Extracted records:
# # # #

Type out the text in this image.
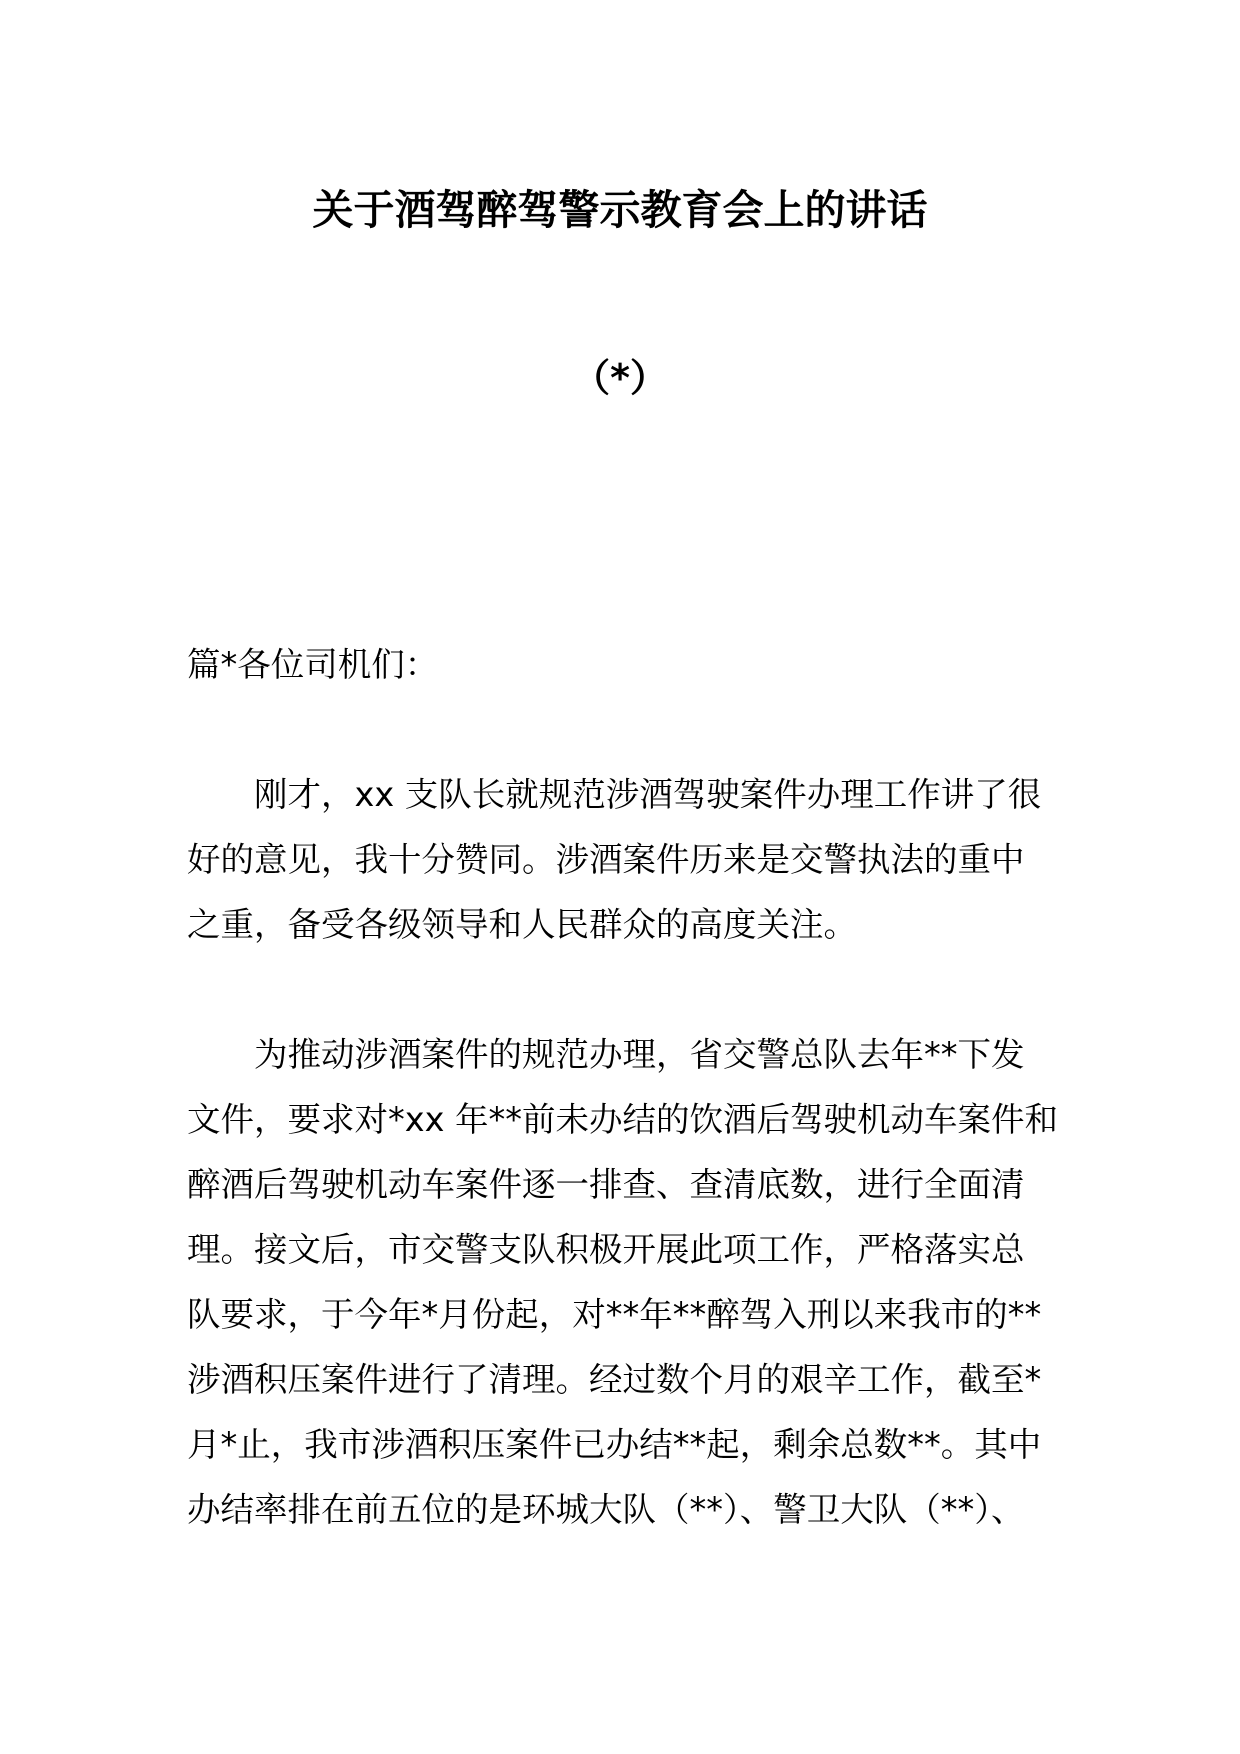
关于酒驾醉驾警示教育会上的讲话
（*）
篇*各位司机们：
　　刚才，xx 支队长就规范涉酒驾驶案件办理工作讲了很
好的意见，我十分赞同。涉酒案件历来是交警执法的重中
之重，备受各级领导和人民群众的高度关注。
　　为推动涉酒案件的规范办理，省交警总队去年**下发
文件，要求对*xx 年**前未办结的饮酒后驾驶机动车案件和
醉酒后驾驶机动车案件逐一排查、查清底数，进行全面清
理。接文后，市交警支队积极开展此项工作，严格落实总
队要求，于今年*月份起，对**年**醉驾入刑以来我市的**
涉酒积压案件进行了清理。经过数个月的艰辛工作，截至*
月*止，我市涉酒积压案件已办结**起，剩余总数**。其中
办结率排在前五位的是环城大队（**）、警卫大队（**）、
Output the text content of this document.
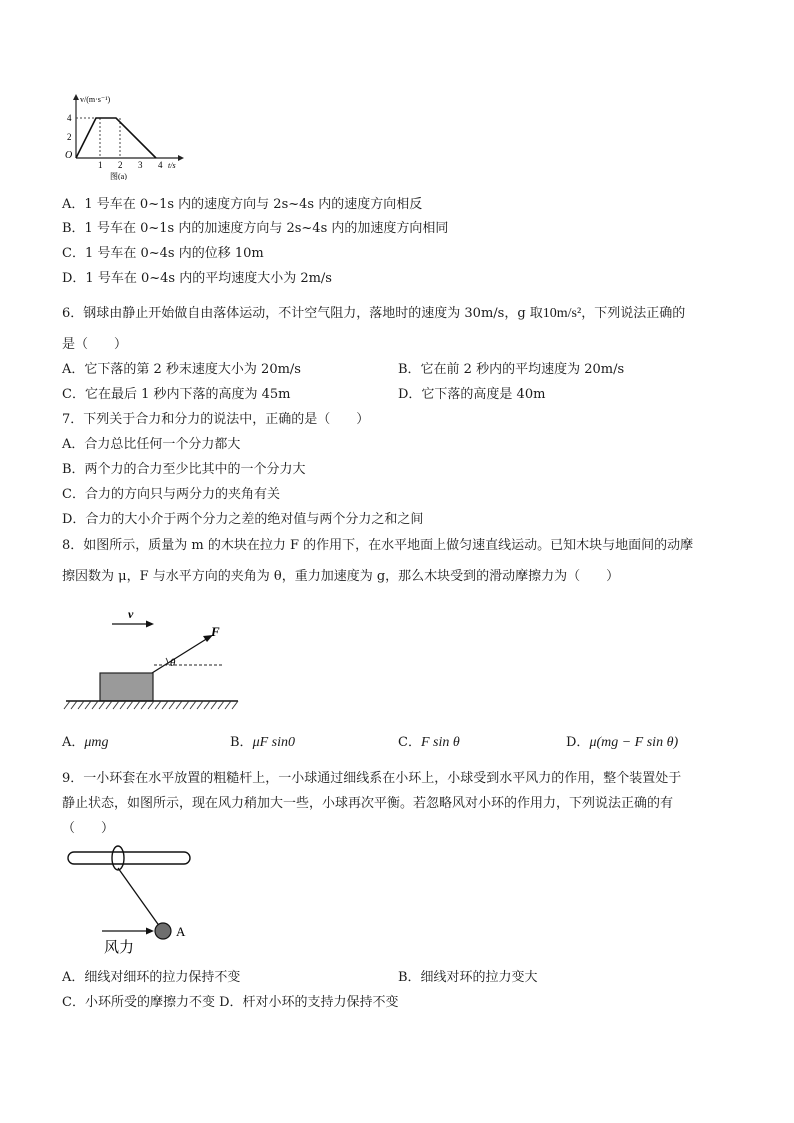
v/(m·s⁻¹)
4
2
O
1 2 3 4 t/s
图(a)
A．1 号车在 0~1s 内的速度方向与 2s~4s 内的速度方向相反
B．1 号车在 0~1s 内的加速度方向与 2s~4s 内的加速度方向相同
C．1 号车在 0~4s 内的位移 10m
D．1 号车在 0~4s 内的平均速度大小为 2m/s
6．钢球由静止开始做自由落体运动，不计空气阻力，落地时的速度为 30m/s，g 取10m/s²，下列说法正确的
是（　　）
A．它下落的第 2 秒末速度大小为 20m/s	B．它在前 2 秒内的平均速度为 20m/s
C．它在最后 1 秒内下落的高度为 45m	D．它下落的高度是 40m
7．下列关于合力和分力的说法中，正确的是（　　）
A．合力总比任何一个分力都大
B．两个力的合力至少比其中的一个分力大
C．合力的方向只与两分力的夹角有关
D．合力的大小介于两个分力之差的绝对值与两个分力之和之间
8．如图所示，质量为 m 的木块在拉力 F 的作用下，在水平地面上做匀速直线运动。已知木块与地面间的动摩
擦因数为 μ，F 与水平方向的夹角为 θ，重力加速度为 g，那么木块受到的滑动摩擦力为（　　）
v
F
θ
A．μmg	B．μF sin0	C．F sin θ	D．μ(mg − F sin θ)
9．一小环套在水平放置的粗糙杆上，一小球通过细线系在小环上，小球受到水平风力的作用，整个装置处于
静止状态，如图所示，现在风力稍加大一些，小球再次平衡。若忽略风对小环的作用力，下列说法正确的有
（　　）
A
风力
A．细线对细环的拉力保持不变	B．细线对环的拉力变大
C．小环所受的摩擦力不变 D．杆对小环的支持力保持不变
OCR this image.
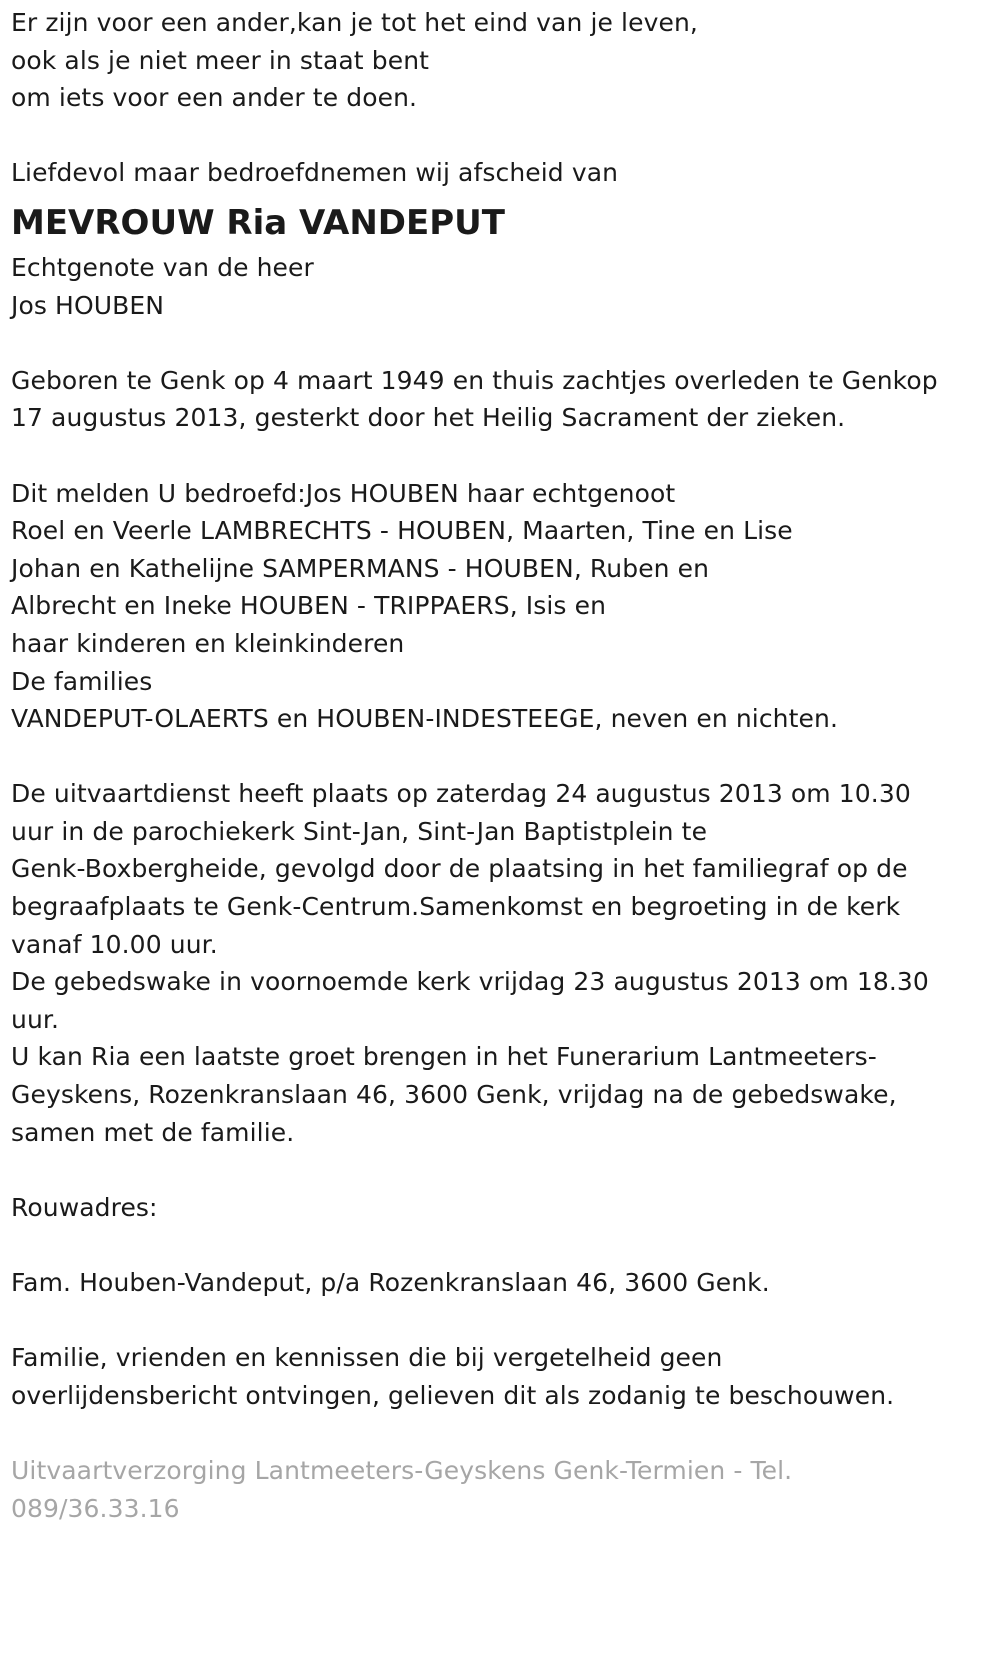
Er zijn voor een ander,kan je tot het eind van je leven,
ook als je niet meer in staat bent
om iets voor een ander te doen.
Liefdevol maar bedroefdnemen wij afscheid van
MEVROUW Ria VANDEPUT
Echtgenote van de heer
Jos HOUBEN
Geboren te Genk op 4 maart 1949 en thuis zachtjes overleden te Genkop
17 augustus 2013, gesterkt door het Heilig Sacrament der zieken.
Dit melden U bedroefd:Jos HOUBEN haar echtgenoot
Roel en Veerle LAMBRECHTS - HOUBEN, Maarten, Tine en Lise
Johan en Kathelijne SAMPERMANS - HOUBEN, Ruben en
Albrecht en Ineke HOUBEN - TRIPPAERS, Isis en
haar kinderen en kleinkinderen
De families
VANDEPUT-OLAERTS en HOUBEN-INDESTEEGE, neven en nichten.
De uitvaartdienst heeft plaats op zaterdag 24 augustus 2013 om 10.30
uur in de parochiekerk Sint-Jan, Sint-Jan Baptistplein te
Genk-Boxbergheide, gevolgd door de plaatsing in het familiegraf op de
begraafplaats te Genk-Centrum.Samenkomst en begroeting in de kerk
vanaf 10.00 uur.
De gebedswake in voornoemde kerk vrijdag 23 augustus 2013 om 18.30
uur.
U kan Ria een laatste groet brengen in het Funerarium Lantmeeters-
Geyskens, Rozenkranslaan 46, 3600 Genk, vrijdag na de gebedswake,
samen met de familie.
Rouwadres:
Fam. Houben-Vandeput, p/a Rozenkranslaan 46, 3600 Genk.
Familie, vrienden en kennissen die bij vergetelheid geen
overlijdensbericht ontvingen, gelieven dit als zodanig te beschouwen.
Uitvaartverzorging Lantmeeters-Geyskens Genk-Termien - Tel.
089/36.33.16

# # # #

Repeat the data exactly, without the pictures.

### EXERCISE SOLUTION
Type out the text in this image.
关于酒驾醉驾警示教育会上的讲话
（*）
篇*各位司机们：
　　刚才，xx 支队长就规范涉酒驾驶案件办理工作讲了很
好的意见，我十分赞同。涉酒案件历来是交警执法的重中
之重，备受各级领导和人民群众的高度关注。
　　为推动涉酒案件的规范办理，省交警总队去年**下发
文件，要求对*xx 年**前未办结的饮酒后驾驶机动车案件和
醉酒后驾驶机动车案件逐一排查、查清底数，进行全面清
理。接文后，市交警支队积极开展此项工作，严格落实总
队要求，于今年*月份起，对**年**醉驾入刑以来我市的**
涉酒积压案件进行了清理。经过数个月的艰辛工作，截至*
月*止，我市涉酒积压案件已办结**起，剩余总数**。其中
办结率排在前五位的是环城大队（**）、警卫大队（**）、
Output the text content of this document.
v/(m·s⁻¹)
4
2
O
1 2 3 4 t/s
图(a)
A．1 号车在 0~1s 内的速度方向与 2s~4s 内的速度方向相反
B．1 号车在 0~1s 内的加速度方向与 2s~4s 内的加速度方向相同
C．1 号车在 0~4s 内的位移 10m
D．1 号车在 0~4s 内的平均速度大小为 2m/s
6．钢球由静止开始做自由落体运动，不计空气阻力，落地时的速度为 30m/s，g 取10m/s²，下列说法正确的
是（　　）
A．它下落的第 2 秒末速度大小为 20m/s	B．它在前 2 秒内的平均速度为 20m/s
C．它在最后 1 秒内下落的高度为 45m	D．它下落的高度是 40m
7．下列关于合力和分力的说法中，正确的是（　　）
A．合力总比任何一个分力都大
B．两个力的合力至少比其中的一个分力大
C．合力的方向只与两分力的夹角有关
D．合力的大小介于两个分力之差的绝对值与两个分力之和之间
8．如图所示，质量为 m 的木块在拉力 F 的作用下，在水平地面上做匀速直线运动。已知木块与地面间的动摩
擦因数为 μ，F 与水平方向的夹角为 θ，重力加速度为 g，那么木块受到的滑动摩擦力为（　　）
v
F
θ
A．μmg	B．μF sin0	C．F sin θ	D．μ(mg − F sin θ)
9．一小环套在水平放置的粗糙杆上，一小球通过细线系在小环上，小球受到水平风力的作用，整个装置处于
静止状态，如图所示，现在风力稍加大一些，小球再次平衡。若忽略风对小环的作用力，下列说法正确的有
（　　）
A
风力
A．细线对细环的拉力保持不变	B．细线对环的拉力变大
C．小环所受的摩擦力不变 D．杆对小环的支持力保持不变
OCR this image.
Er zijn voor een ander,kan je tot het eind van je leven,
ook als je niet meer in staat bent
om iets voor een ander te doen.
Liefdevol maar bedroefdnemen wij afscheid van
MEVROUW Ria VANDEPUT
Echtgenote van de heer
Jos HOUBEN
Geboren te Genk op 4 maart 1949 en thuis zachtjes overleden te Genkop
17 augustus 2013, gesterkt door het Heilig Sacrament der zieken.
Dit melden U bedroefd:Jos HOUBEN haar echtgenoot
Roel en Veerle LAMBRECHTS - HOUBEN, Maarten, Tine en Lise
Johan en Kathelijne SAMPERMANS - HOUBEN, Ruben en
Albrecht en Ineke HOUBEN - TRIPPAERS, Isis en
haar kinderen en kleinkinderen
De families
VANDEPUT-OLAERTS en HOUBEN-INDESTEEGE, neven en nichten.
De uitvaartdienst heeft plaats op zaterdag 24 augustus 2013 om 10.30
uur in de parochiekerk Sint-Jan, Sint-Jan Baptistplein te
Genk-Boxbergheide, gevolgd door de plaatsing in het familiegraf op de
begraafplaats te Genk-Centrum.Samenkomst en begroeting in de kerk
vanaf 10.00 uur.
De gebedswake in voornoemde kerk vrijdag 23 augustus 2013 om 18.30
uur.
U kan Ria een laatste groet brengen in het Funerarium Lantmeeters-
Geyskens, Rozenkranslaan 46, 3600 Genk, vrijdag na de gebedswake,
samen met de familie.
Rouwadres:
Fam. Houben-Vandeput, p/a Rozenkranslaan 46, 3600 Genk.
Familie, vrienden en kennissen die bij vergetelheid geen
overlijdensbericht ontvingen, gelieven dit als zodanig te beschouwen.
Uitvaartverzorging Lantmeeters-Geyskens Genk-Termien - Tel.
089/36.33.16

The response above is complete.